Available data ▸

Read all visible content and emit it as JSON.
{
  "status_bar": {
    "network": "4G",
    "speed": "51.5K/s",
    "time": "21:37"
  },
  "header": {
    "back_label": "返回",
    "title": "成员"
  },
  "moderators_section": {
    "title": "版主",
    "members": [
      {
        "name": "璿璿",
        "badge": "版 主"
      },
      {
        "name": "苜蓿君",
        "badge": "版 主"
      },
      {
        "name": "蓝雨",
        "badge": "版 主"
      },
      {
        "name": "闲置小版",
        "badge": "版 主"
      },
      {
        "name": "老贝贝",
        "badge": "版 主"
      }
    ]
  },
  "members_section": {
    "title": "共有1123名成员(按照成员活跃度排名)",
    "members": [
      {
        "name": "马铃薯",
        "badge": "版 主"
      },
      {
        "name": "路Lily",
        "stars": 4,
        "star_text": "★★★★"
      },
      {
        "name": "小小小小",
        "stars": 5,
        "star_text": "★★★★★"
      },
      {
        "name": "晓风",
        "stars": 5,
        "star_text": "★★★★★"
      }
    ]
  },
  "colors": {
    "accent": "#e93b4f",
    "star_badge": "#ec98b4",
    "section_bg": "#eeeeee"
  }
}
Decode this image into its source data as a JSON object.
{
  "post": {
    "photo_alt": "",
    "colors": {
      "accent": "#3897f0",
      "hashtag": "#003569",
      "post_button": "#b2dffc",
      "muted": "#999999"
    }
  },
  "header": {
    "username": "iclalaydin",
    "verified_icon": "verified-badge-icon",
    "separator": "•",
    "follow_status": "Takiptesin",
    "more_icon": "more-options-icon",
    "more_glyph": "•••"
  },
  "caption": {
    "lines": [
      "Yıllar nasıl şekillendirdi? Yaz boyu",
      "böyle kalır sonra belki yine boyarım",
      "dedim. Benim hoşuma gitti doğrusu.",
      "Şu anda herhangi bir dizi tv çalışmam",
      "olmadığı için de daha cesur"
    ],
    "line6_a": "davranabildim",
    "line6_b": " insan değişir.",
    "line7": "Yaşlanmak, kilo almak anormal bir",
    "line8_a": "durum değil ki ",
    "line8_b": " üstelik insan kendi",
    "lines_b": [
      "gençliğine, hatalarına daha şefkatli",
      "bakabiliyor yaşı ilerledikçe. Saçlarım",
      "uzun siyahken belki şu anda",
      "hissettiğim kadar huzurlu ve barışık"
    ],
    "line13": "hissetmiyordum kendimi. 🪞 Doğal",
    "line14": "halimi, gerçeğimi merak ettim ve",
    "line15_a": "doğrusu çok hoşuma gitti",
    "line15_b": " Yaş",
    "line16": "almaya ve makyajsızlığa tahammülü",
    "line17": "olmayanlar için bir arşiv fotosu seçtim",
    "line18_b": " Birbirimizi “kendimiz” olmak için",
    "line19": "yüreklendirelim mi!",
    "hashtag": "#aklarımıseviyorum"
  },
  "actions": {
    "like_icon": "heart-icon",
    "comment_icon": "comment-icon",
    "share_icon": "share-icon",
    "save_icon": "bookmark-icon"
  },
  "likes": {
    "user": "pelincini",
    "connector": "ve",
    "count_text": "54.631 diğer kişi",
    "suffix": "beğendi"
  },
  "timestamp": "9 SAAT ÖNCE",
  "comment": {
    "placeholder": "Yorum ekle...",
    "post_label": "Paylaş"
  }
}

Stated problem ▸ Reproduce the data, keeping every line exactly the same.

Task result ▸
Read all visible content and emit it as JSON.
{
  "status_bar": {
    "network": "4G",
    "speed": "51.5K/s",
    "time": "21:37"
  },
  "header": {
    "back_label": "返回",
    "title": "成员"
  },
  "moderators_section": {
    "title": "版主",
    "members": [
      {
        "name": "璿璿",
        "badge": "版 主"
      },
      {
        "name": "苜蓿君",
        "badge": "版 主"
      },
      {
        "name": "蓝雨",
        "badge": "版 主"
      },
      {
        "name": "闲置小版",
        "badge": "版 主"
      },
      {
        "name": "老贝贝",
        "badge": "版 主"
      }
    ]
  },
  "members_section": {
    "title": "共有1123名成员(按照成员活跃度排名)",
    "members": [
      {
        "name": "马铃薯",
        "badge": "版 主"
      },
      {
        "name": "路Lily",
        "stars": 4,
        "star_text": "★★★★"
      },
      {
        "name": "小小小小",
        "stars": 5,
        "star_text": "★★★★★"
      },
      {
        "name": "晓风",
        "stars": 5,
        "star_text": "★★★★★"
      }
    ]
  },
  "colors": {
    "accent": "#e93b4f",
    "star_badge": "#ec98b4",
    "section_bg": "#eeeeee"
  }
}
Decode this image into its source data as a JSON object.
{
  "post": {
    "photo_alt": "",
    "colors": {
      "accent": "#3897f0",
      "hashtag": "#003569",
      "post_button": "#b2dffc",
      "muted": "#999999"
    }
  },
  "header": {
    "username": "iclalaydin",
    "verified_icon": "verified-badge-icon",
    "separator": "•",
    "follow_status": "Takiptesin",
    "more_icon": "more-options-icon",
    "more_glyph": "•••"
  },
  "caption": {
    "lines": [
      "Yıllar nasıl şekillendirdi? Yaz boyu",
      "böyle kalır sonra belki yine boyarım",
      "dedim. Benim hoşuma gitti doğrusu.",
      "Şu anda herhangi bir dizi tv çalışmam",
      "olmadığı için de daha cesur"
    ],
    "line6_a": "davranabildim",
    "line6_b": " insan değişir.",
    "line7": "Yaşlanmak, kilo almak anormal bir",
    "line8_a": "durum değil ki ",
    "line8_b": " üstelik insan kendi",
    "lines_b": [
      "gençliğine, hatalarına daha şefkatli",
      "bakabiliyor yaşı ilerledikçe. Saçlarım",
      "uzun siyahken belki şu anda",
      "hissettiğim kadar huzurlu ve barışık"
    ],
    "line13": "hissetmiyordum kendimi. 🪞 Doğal",
    "line14": "halimi, gerçeğimi merak ettim ve",
    "line15_a": "doğrusu çok hoşuma gitti",
    "line15_b": " Yaş",
    "line16": "almaya ve makyajsızlığa tahammülü",
    "line17": "olmayanlar için bir arşiv fotosu seçtim",
    "line18_b": " Birbirimizi “kendimiz” olmak için",
    "line19": "yüreklendirelim mi!",
    "hashtag": "#aklarımıseviyorum"
  },
  "actions": {
    "like_icon": "heart-icon",
    "comment_icon": "comment-icon",
    "share_icon": "share-icon",
    "save_icon": "bookmark-icon"
  },
  "likes": {
    "user": "pelincini",
    "connector": "ve",
    "count_text": "54.631 diğer kişi",
    "suffix": "beğendi"
  },
  "timestamp": "9 SAAT ÖNCE",
  "comment": {
    "placeholder": "Yorum ekle...",
    "post_label": "Paylaş"
  }
}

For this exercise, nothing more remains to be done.